++++ The records
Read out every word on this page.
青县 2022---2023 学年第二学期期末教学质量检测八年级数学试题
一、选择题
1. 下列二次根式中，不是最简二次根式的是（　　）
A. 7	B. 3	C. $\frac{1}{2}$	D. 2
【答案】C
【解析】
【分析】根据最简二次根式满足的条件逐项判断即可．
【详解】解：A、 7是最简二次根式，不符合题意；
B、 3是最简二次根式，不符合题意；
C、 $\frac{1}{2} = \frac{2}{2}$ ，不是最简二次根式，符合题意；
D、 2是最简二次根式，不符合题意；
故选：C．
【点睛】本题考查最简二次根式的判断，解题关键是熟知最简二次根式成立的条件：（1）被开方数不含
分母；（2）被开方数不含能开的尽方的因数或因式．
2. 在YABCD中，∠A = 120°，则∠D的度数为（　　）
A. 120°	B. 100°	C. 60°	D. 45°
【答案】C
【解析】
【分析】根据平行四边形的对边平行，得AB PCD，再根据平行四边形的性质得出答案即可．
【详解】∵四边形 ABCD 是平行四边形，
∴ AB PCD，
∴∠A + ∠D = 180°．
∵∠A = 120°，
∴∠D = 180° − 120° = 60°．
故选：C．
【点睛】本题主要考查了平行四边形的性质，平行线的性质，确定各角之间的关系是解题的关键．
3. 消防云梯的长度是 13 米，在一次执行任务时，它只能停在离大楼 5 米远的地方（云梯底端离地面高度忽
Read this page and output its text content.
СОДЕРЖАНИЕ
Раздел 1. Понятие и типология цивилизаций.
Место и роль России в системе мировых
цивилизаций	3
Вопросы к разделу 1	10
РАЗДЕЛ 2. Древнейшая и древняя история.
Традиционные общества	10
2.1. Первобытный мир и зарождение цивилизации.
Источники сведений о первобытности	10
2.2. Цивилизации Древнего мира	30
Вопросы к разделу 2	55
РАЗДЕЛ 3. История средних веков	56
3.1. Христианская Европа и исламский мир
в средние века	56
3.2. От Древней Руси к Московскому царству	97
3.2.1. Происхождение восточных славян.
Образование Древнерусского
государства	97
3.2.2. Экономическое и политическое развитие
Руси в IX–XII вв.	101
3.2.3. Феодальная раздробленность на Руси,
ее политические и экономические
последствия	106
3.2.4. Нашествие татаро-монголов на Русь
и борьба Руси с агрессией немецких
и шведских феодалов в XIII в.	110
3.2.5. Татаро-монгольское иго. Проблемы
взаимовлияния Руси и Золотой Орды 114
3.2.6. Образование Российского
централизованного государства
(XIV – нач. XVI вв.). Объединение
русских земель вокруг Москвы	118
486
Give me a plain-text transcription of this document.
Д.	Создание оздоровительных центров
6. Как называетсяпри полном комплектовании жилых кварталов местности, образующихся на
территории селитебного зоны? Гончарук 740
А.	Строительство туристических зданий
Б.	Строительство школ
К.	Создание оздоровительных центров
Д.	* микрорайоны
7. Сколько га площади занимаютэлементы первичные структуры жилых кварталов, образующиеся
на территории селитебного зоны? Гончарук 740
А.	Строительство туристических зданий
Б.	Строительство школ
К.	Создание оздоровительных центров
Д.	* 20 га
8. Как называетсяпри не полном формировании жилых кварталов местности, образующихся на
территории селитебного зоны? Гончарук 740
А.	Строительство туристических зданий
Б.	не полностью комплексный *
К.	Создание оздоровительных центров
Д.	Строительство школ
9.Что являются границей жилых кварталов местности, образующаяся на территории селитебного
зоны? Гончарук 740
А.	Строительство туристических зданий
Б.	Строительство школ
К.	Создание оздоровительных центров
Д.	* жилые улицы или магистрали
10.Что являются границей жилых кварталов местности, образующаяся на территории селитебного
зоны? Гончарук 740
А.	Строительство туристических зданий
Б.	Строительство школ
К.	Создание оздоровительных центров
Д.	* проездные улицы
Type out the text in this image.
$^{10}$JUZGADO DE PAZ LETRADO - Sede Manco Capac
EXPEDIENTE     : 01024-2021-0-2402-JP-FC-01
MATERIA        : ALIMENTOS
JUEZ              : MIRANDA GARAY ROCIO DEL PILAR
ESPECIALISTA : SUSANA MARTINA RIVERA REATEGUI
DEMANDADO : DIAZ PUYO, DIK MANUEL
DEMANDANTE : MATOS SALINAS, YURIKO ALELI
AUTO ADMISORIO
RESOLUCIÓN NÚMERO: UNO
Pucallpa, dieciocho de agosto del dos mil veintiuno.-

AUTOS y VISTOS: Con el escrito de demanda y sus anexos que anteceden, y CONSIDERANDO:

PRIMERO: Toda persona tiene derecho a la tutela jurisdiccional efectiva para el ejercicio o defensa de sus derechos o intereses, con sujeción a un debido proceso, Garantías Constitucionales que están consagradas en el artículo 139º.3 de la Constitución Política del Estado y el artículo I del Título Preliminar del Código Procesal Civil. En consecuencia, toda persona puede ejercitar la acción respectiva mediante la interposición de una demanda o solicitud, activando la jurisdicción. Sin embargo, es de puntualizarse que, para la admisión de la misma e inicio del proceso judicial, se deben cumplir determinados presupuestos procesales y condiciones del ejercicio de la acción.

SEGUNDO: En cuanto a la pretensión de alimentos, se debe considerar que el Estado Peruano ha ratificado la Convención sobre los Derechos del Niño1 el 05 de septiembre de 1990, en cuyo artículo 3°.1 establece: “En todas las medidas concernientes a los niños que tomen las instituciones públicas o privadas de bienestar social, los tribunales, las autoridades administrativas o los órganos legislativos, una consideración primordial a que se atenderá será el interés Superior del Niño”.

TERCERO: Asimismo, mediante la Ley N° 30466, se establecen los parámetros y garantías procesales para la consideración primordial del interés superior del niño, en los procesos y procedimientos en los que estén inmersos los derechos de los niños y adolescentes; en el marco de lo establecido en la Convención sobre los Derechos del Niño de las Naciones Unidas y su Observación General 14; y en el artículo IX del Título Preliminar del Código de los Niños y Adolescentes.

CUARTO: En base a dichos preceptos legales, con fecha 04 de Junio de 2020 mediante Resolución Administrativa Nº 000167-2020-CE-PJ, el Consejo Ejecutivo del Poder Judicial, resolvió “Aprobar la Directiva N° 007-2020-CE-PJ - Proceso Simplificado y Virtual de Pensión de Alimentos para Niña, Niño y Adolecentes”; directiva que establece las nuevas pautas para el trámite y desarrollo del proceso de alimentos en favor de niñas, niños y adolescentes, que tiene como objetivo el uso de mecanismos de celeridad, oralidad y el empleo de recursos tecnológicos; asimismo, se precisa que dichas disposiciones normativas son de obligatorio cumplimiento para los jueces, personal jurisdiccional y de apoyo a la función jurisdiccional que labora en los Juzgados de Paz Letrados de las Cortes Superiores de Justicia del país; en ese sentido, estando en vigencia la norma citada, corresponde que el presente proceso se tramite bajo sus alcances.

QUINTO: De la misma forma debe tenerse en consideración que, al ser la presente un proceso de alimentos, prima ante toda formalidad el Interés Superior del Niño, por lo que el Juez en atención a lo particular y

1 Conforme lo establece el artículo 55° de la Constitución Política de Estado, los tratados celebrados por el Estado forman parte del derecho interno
++++++++
■ **Objective**: Examine the entries and report how many of their lines contain the string "this", giving no more than the number.

■ **Finished exercise**: 4